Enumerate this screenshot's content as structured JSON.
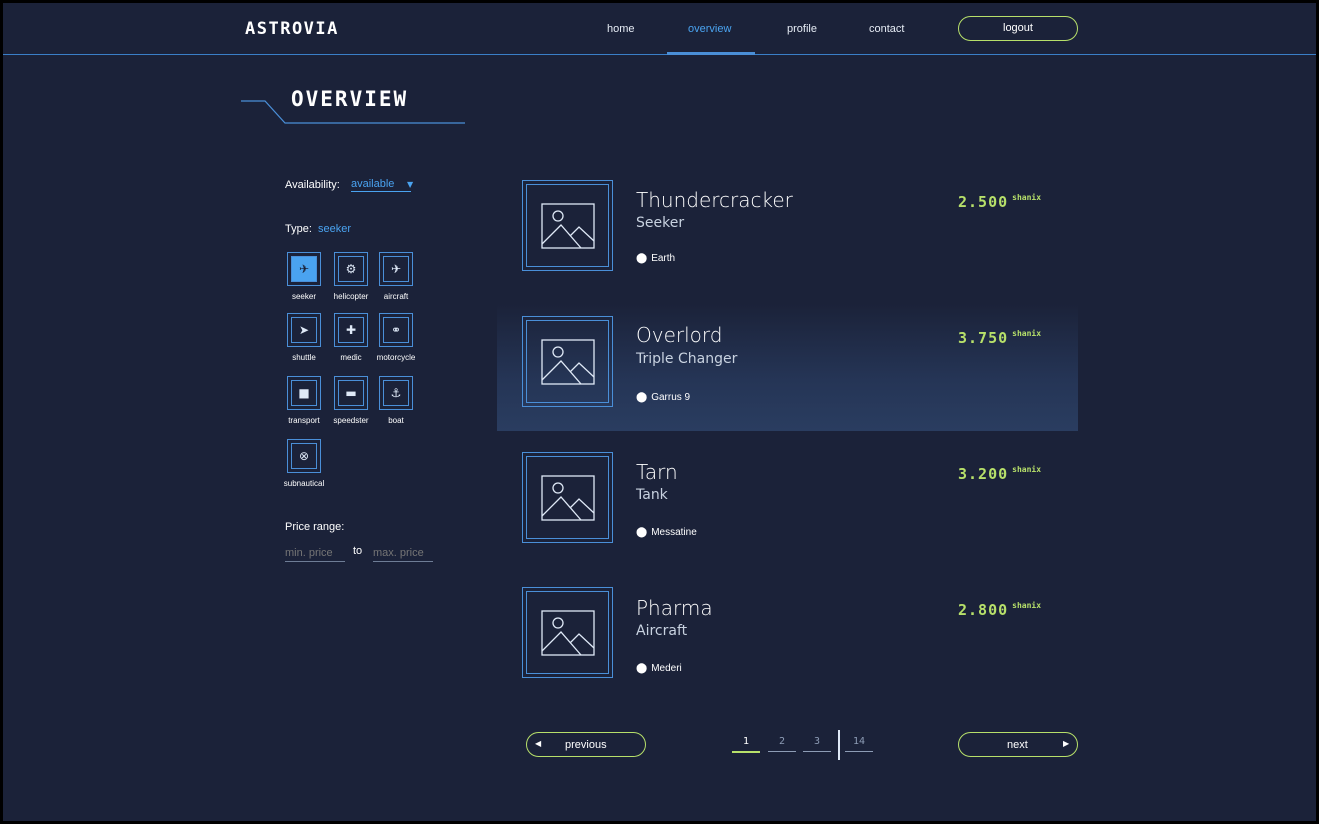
{
  "header": {
    "logo": "ASTROVIA",
    "nav": [
      "home",
      "overview",
      "profile",
      "contact"
    ],
    "active_nav": "overview",
    "logout": "logout"
  },
  "page_title": "OVERVIEW",
  "filters": {
    "availability_label": "Availability:",
    "availability_value": "available",
    "type_label": "Type:",
    "type_value": "seeker",
    "types": [
      {
        "label": "seeker",
        "icon": "jet-icon",
        "selected": true
      },
      {
        "label": "helicopter",
        "icon": "helicopter-icon",
        "selected": false
      },
      {
        "label": "aircraft",
        "icon": "plane-icon",
        "selected": false
      },
      {
        "label": "shuttle",
        "icon": "shuttle-icon",
        "selected": false
      },
      {
        "label": "medic",
        "icon": "ambulance-icon",
        "selected": false
      },
      {
        "label": "motorcycle",
        "icon": "motorcycle-icon",
        "selected": false
      },
      {
        "label": "transport",
        "icon": "truck-icon",
        "selected": false
      },
      {
        "label": "speedster",
        "icon": "car-icon",
        "selected": false
      },
      {
        "label": "boat",
        "icon": "anchor-icon",
        "selected": false
      },
      {
        "label": "subnautical",
        "icon": "lifebuoy-icon",
        "selected": false
      }
    ],
    "price_label": "Price range:",
    "min_placeholder": "min. price",
    "to": "to",
    "max_placeholder": "max. price"
  },
  "listings": [
    {
      "name": "Thundercracker",
      "type": "Seeker",
      "location": "Earth",
      "price": "2.500",
      "unit": "shanix",
      "highlighted": false
    },
    {
      "name": "Overlord",
      "type": "Triple Changer",
      "location": "Garrus 9",
      "price": "3.750",
      "unit": "shanix",
      "highlighted": true
    },
    {
      "name": "Tarn",
      "type": "Tank",
      "location": "Messatine",
      "price": "3.200",
      "unit": "shanix",
      "highlighted": false
    },
    {
      "name": "Pharma",
      "type": "Aircraft",
      "location": "Mederi",
      "price": "2.800",
      "unit": "shanix",
      "highlighted": false
    }
  ],
  "pagination": {
    "previous": "previous",
    "next": "next",
    "pages": [
      "1",
      "2",
      "3"
    ],
    "last": "14",
    "current": "1"
  },
  "colors": {
    "background": "#1b2239",
    "accent_blue": "#4aa3f0",
    "accent_green": "#b7e06a"
  }
}
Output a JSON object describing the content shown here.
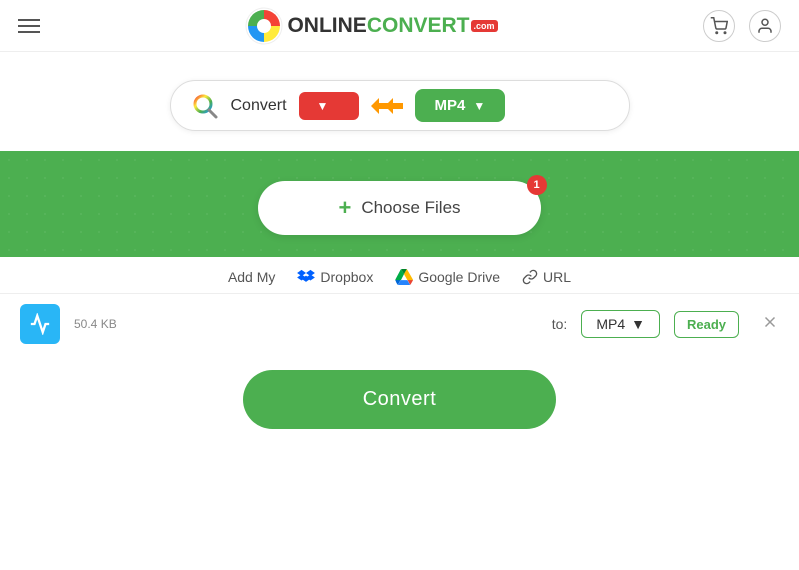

------------------------

## DO THIS:
Copy each line of the records that contains the word "helicopter".

## THE REPLY:
        "label": "helicopter",
        "icon": "helicopter-icon",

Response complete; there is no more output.